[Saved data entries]
=======
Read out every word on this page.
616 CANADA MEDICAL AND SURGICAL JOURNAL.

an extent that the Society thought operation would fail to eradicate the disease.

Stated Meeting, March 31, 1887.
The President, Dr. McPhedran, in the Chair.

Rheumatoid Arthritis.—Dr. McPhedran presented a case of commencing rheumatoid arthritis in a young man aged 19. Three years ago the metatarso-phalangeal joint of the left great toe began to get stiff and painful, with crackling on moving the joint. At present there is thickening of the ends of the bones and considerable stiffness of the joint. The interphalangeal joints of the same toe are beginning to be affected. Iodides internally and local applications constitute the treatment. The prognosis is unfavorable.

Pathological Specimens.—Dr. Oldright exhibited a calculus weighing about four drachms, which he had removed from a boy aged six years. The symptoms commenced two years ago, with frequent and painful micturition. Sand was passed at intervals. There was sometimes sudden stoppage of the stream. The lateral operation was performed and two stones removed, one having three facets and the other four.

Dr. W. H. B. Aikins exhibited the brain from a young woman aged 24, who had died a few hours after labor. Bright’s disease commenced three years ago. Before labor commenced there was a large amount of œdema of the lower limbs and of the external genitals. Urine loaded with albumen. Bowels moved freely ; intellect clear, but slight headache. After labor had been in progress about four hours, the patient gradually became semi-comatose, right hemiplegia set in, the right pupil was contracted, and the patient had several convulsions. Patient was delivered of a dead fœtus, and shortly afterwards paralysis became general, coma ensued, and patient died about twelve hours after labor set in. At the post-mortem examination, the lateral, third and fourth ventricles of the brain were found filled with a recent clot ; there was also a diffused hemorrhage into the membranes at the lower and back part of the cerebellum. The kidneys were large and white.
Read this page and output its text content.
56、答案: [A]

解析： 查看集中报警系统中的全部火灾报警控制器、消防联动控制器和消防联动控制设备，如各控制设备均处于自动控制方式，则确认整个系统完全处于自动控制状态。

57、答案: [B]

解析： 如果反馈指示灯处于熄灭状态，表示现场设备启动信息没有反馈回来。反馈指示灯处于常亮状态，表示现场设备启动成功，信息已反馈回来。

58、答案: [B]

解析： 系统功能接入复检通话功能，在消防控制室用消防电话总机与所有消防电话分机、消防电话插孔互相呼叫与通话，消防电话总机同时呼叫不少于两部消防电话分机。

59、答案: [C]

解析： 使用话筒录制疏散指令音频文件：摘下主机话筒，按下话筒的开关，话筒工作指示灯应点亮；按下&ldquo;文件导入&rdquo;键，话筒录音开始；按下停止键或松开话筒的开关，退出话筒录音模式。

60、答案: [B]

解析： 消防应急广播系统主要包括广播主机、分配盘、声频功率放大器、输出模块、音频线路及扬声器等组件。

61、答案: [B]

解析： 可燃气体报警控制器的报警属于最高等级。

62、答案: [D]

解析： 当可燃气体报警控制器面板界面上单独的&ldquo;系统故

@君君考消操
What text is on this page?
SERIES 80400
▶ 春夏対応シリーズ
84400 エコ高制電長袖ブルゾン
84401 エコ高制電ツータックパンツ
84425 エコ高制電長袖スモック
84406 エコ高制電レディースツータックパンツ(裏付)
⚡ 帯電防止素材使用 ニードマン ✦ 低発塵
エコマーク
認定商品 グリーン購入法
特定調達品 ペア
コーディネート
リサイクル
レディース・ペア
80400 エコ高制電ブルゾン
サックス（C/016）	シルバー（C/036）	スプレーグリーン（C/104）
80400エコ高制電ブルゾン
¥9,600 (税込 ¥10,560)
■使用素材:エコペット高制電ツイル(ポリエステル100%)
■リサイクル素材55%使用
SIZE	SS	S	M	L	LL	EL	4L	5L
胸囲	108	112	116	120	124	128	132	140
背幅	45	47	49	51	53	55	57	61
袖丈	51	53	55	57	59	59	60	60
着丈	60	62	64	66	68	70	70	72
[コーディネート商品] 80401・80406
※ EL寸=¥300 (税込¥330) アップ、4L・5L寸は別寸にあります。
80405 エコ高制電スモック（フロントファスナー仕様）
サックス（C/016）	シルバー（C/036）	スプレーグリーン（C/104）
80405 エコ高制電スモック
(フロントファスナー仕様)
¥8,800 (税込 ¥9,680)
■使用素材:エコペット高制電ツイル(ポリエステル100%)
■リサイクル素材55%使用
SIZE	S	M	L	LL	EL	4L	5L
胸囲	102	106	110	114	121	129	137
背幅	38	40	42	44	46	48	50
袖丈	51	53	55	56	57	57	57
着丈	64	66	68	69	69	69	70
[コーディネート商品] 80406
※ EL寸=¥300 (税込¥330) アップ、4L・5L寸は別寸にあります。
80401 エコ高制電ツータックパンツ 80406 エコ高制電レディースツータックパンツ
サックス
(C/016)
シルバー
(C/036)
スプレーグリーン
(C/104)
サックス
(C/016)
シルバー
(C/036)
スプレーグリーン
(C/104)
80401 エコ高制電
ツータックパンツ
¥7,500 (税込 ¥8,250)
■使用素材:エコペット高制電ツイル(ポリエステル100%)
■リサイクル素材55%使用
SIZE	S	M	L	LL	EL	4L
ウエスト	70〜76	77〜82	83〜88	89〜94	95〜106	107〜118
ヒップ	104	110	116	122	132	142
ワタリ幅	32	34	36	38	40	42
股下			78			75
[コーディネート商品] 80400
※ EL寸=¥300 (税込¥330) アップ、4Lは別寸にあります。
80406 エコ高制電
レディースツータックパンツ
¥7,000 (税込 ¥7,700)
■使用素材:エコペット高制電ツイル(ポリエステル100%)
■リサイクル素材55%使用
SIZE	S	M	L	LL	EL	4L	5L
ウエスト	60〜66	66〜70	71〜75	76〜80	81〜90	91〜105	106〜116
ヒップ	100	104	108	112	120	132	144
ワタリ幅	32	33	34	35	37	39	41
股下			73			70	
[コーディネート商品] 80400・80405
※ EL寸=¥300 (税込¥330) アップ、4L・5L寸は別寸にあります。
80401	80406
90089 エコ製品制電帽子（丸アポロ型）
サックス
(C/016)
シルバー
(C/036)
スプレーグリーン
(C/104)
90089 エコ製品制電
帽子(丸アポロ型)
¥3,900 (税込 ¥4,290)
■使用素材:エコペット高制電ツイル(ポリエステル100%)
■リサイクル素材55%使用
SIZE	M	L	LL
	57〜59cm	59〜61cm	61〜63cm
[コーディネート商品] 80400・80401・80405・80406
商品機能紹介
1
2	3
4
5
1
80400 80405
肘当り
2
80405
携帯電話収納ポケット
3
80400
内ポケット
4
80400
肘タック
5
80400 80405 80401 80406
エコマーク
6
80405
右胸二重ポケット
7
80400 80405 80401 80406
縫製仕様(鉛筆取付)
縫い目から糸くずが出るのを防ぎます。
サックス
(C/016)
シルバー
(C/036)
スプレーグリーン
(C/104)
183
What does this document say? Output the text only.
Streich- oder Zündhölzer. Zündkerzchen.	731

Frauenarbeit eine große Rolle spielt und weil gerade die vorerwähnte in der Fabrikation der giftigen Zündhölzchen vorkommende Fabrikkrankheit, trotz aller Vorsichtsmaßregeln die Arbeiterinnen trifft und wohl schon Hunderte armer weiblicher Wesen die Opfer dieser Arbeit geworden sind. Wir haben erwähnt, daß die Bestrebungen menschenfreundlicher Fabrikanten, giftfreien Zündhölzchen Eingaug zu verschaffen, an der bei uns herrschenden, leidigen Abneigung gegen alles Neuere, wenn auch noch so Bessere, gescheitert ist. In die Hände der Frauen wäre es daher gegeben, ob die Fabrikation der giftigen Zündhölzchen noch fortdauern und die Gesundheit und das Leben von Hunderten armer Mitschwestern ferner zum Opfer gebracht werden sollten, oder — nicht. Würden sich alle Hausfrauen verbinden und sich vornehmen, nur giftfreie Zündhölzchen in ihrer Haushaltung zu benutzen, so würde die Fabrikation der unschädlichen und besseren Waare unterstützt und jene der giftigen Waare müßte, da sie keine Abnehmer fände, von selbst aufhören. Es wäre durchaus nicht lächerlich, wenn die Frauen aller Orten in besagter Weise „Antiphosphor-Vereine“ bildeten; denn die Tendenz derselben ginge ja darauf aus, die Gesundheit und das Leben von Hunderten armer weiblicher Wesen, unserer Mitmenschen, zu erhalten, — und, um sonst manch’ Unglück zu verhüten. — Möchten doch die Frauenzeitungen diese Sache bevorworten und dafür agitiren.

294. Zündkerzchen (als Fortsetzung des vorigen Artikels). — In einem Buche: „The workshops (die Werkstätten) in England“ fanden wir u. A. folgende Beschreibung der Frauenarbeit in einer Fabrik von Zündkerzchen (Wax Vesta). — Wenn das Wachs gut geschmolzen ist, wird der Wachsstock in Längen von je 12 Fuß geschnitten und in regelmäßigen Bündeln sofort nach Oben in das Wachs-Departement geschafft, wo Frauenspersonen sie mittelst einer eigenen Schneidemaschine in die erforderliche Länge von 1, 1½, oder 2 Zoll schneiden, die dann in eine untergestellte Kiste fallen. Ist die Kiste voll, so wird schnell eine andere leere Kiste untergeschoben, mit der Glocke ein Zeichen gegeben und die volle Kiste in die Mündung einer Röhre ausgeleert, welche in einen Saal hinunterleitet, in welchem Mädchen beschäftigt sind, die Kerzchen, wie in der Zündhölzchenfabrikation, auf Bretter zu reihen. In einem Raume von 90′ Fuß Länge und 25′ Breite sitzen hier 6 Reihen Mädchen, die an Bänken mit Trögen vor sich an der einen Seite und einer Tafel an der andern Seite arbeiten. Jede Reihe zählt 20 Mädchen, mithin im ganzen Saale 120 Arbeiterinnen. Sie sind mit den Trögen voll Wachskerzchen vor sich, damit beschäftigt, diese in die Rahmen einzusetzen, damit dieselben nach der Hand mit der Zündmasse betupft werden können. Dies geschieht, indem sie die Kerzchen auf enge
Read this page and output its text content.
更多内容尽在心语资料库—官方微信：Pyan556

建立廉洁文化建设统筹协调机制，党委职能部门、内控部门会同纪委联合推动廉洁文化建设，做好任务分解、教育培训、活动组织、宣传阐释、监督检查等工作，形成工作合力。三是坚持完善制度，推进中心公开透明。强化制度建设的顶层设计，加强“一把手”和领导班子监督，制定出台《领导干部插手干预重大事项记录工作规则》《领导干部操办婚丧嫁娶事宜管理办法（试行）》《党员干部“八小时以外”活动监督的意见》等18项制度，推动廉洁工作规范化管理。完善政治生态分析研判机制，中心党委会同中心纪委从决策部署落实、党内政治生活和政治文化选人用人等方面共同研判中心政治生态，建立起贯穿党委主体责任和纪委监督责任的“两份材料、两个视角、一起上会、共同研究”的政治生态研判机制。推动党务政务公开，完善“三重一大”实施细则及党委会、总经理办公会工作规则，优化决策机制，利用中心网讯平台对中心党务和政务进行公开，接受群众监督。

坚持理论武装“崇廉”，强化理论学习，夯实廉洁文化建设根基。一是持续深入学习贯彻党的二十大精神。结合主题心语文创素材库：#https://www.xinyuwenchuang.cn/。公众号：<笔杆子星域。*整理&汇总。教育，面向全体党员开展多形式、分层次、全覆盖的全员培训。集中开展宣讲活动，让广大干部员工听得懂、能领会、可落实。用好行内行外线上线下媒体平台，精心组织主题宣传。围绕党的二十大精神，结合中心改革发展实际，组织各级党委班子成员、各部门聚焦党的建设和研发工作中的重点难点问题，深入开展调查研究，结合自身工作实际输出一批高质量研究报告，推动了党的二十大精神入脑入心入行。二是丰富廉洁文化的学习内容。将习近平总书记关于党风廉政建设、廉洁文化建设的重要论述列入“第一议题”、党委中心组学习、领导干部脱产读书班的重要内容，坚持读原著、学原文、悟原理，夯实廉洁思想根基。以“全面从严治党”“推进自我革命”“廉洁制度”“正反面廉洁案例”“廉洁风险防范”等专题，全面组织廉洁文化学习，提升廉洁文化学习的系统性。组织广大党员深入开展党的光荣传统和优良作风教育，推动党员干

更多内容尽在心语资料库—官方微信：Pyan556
=======
**PROMPT:** Across the records above, count the lines holding "ウエスト" and reply with that number alone.

**REPLY TO THE TASK:** 2